--- Material provided ---

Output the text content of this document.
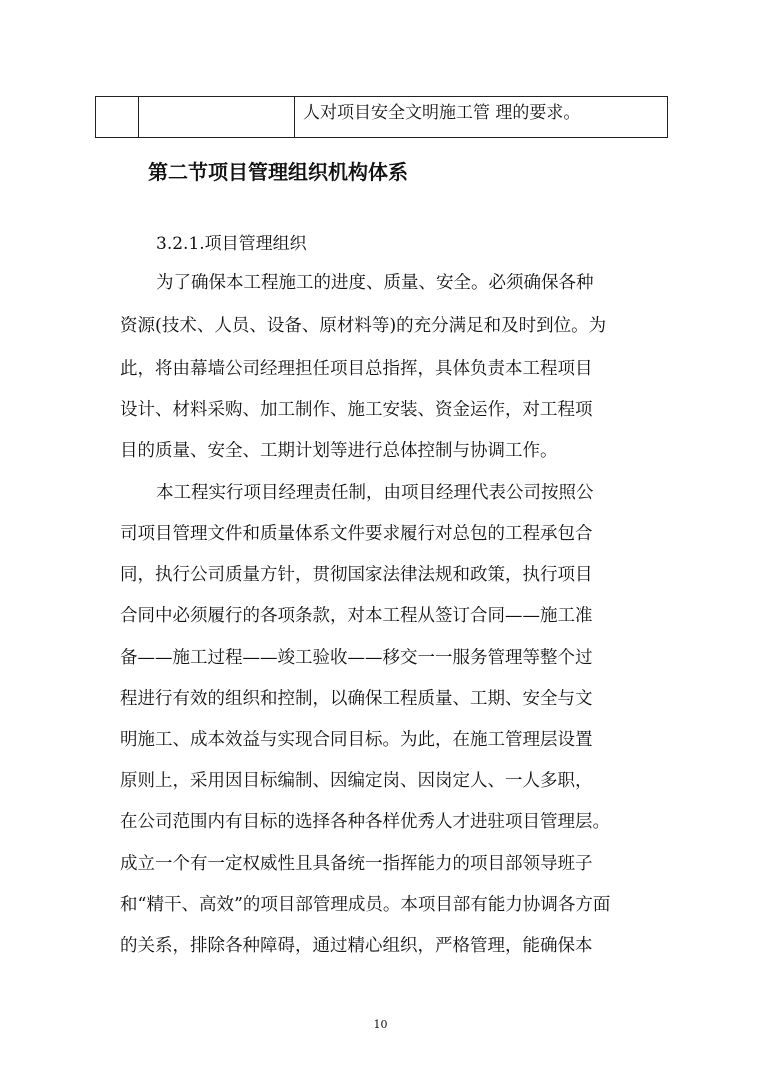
		人对项目安全文明施工管 理的要求。
第二节项目管理组织机构体系

3.2.1.项目管理组织

为了确保本工程施工的进度、质量、安全。必须确保各种

资源(技术、人员、设备、原材料等)的充分满足和及时到位。为

此，将由幕墙公司经理担任项目总指挥，具体负责本工程项目

设计、材料采购、加工制作、施工安装、资金运作，对工程项

目的质量、安全、工期计划等进行总体控制与协调工作。

本工程实行项目经理责任制，由项目经理代表公司按照公

司项目管理文件和质量体系文件要求履行对总包的工程承包合

同，执行公司质量方针，贯彻国家法律法规和政策，执行项目

合同中必须履行的各项条款，对本工程从签订合同——施工准

备——施工过程——竣工验收——移交一一服务管理等整个过

程进行有效的组织和控制，以确保工程质量、工期、安全与文

明施工、成本效益与实现合同目标。为此，在施工管理层设置

原则上，采用因目标编制、因编定岗、因岗定人、一人多职，

在公司范围内有目标的选择各种各样优秀人才进驻项目管理层。

成立一个有一定权威性且具备统一指挥能力的项目部领导班子

和“精干、高效”的项目部管理成员。本项目部有能力协调各方面

的关系，排除各种障碍，通过精心组织，严格管理，能确保本

10
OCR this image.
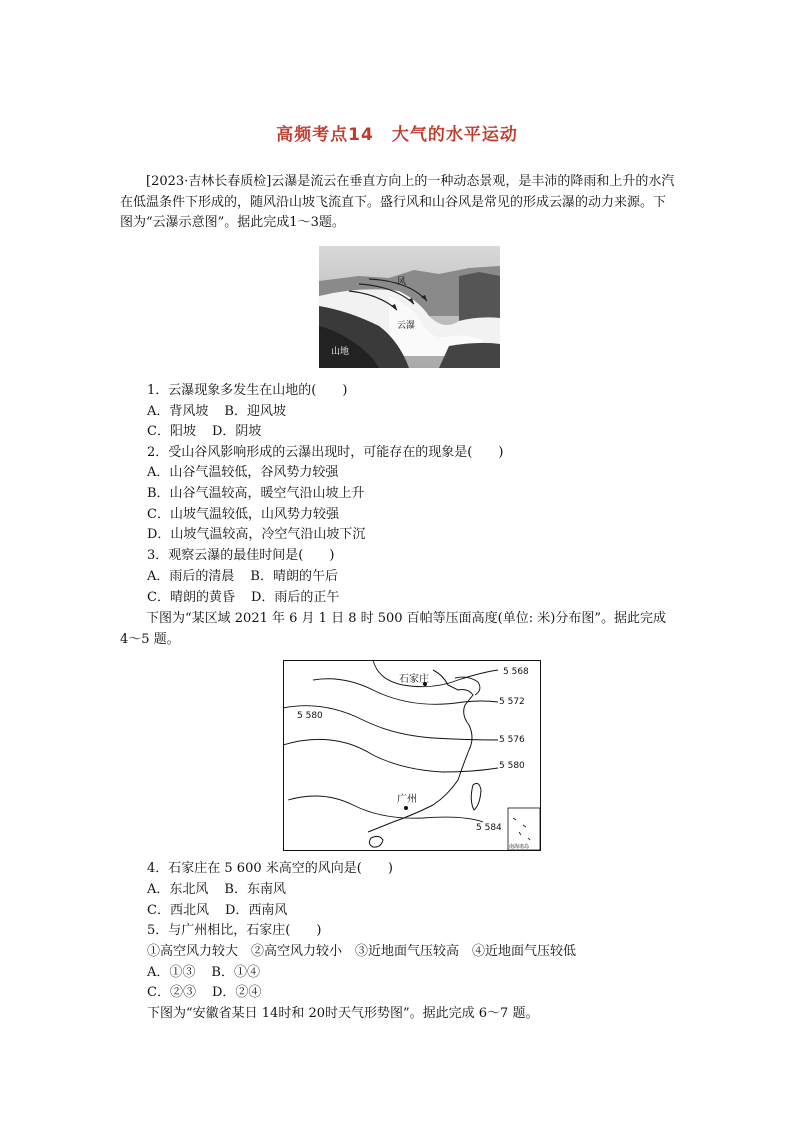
高频考点14　大气的水平运动
[2023·吉林长春质检]云瀑是流云在垂直方向上的一种动态景观，是丰沛的降雨和上升的水汽在低温条件下形成的，随风沿山坡飞流直下。盛行风和山谷风是常见的形成云瀑的动力来源。下图为“云瀑示意图”。据此完成1～3题。
风
云瀑
山地
1．云瀑现象多发生在山地的(　　)
A．背风坡 B．迎风坡
C．阳坡 D．阴坡
2．受山谷风影响形成的云瀑出现时，可能存在的现象是(　　)
A．山谷气温较低，谷风势力较强
B．山谷气温较高，暖空气沿山坡上升
C．山坡气温较低，山风势力较强
D．山坡气温较高，冷空气沿山坡下沉
3．观察云瀑的最佳时间是(　　)
A．雨后的清晨 B．晴朗的午后
C．晴朗的黄昏 D．雨后的正午
下图为“某区域 2021 年 6 月 1 日 8 时 500 百帕等压面高度(单位: 米)分布图”。据此完成 4～5 题。
石家庄
广州
5 568
5 572
5 580
5 576
5 580
5 584
南海诸岛
4．石家庄在 5 600 米高空的风向是(　　)
A．东北风 B．东南风
C．西北风 D．西南风
5．与广州相比，石家庄(　　)
①高空风力较大　②高空风力较小　③近地面气压较高　④近地面气压较低
A．①③ B．①④
C．②③ D．②④
下图为“安徽省某日 14时和 20时天气形势图”。据此完成 6～7 题。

---

> [Goal] Write the records above out again exactly, with no pictures in your copy.

> [Result]
Output the text content of this document.
		人对项目安全文明施工管 理的要求。
第二节项目管理组织机构体系

3.2.1.项目管理组织

为了确保本工程施工的进度、质量、安全。必须确保各种

资源(技术、人员、设备、原材料等)的充分满足和及时到位。为

此，将由幕墙公司经理担任项目总指挥，具体负责本工程项目

设计、材料采购、加工制作、施工安装、资金运作，对工程项

目的质量、安全、工期计划等进行总体控制与协调工作。

本工程实行项目经理责任制，由项目经理代表公司按照公

司项目管理文件和质量体系文件要求履行对总包的工程承包合

同，执行公司质量方针，贯彻国家法律法规和政策，执行项目

合同中必须履行的各项条款，对本工程从签订合同——施工准

备——施工过程——竣工验收——移交一一服务管理等整个过

程进行有效的组织和控制，以确保工程质量、工期、安全与文

明施工、成本效益与实现合同目标。为此，在施工管理层设置

原则上，采用因目标编制、因编定岗、因岗定人、一人多职，

在公司范围内有目标的选择各种各样优秀人才进驻项目管理层。

成立一个有一定权威性且具备统一指挥能力的项目部领导班子

和“精干、高效”的项目部管理成员。本项目部有能力协调各方面

的关系，排除各种障碍，通过精心组织，严格管理，能确保本

10
OCR this image.
高频考点14　大气的水平运动
[2023·吉林长春质检]云瀑是流云在垂直方向上的一种动态景观，是丰沛的降雨和上升的水汽在低温条件下形成的，随风沿山坡飞流直下。盛行风和山谷风是常见的形成云瀑的动力来源。下图为“云瀑示意图”。据此完成1～3题。
风
云瀑
山地
1．云瀑现象多发生在山地的(　　)
A．背风坡 B．迎风坡
C．阳坡 D．阴坡
2．受山谷风影响形成的云瀑出现时，可能存在的现象是(　　)
A．山谷气温较低，谷风势力较强
B．山谷气温较高，暖空气沿山坡上升
C．山坡气温较低，山风势力较强
D．山坡气温较高，冷空气沿山坡下沉
3．观察云瀑的最佳时间是(　　)
A．雨后的清晨 B．晴朗的午后
C．晴朗的黄昏 D．雨后的正午
下图为“某区域 2021 年 6 月 1 日 8 时 500 百帕等压面高度(单位: 米)分布图”。据此完成 4～5 题。
石家庄
广州
5 568
5 572
5 580
5 576
5 580
5 584
南海诸岛
4．石家庄在 5 600 米高空的风向是(　　)
A．东北风 B．东南风
C．西北风 D．西南风
5．与广州相比，石家庄(　　)
①高空风力较大　②高空风力较小　③近地面气压较高　④近地面气压较低
A．①③ B．①④
C．②③ D．②④
下图为“安徽省某日 14时和 20时天气形势图”。据此完成 6～7 题。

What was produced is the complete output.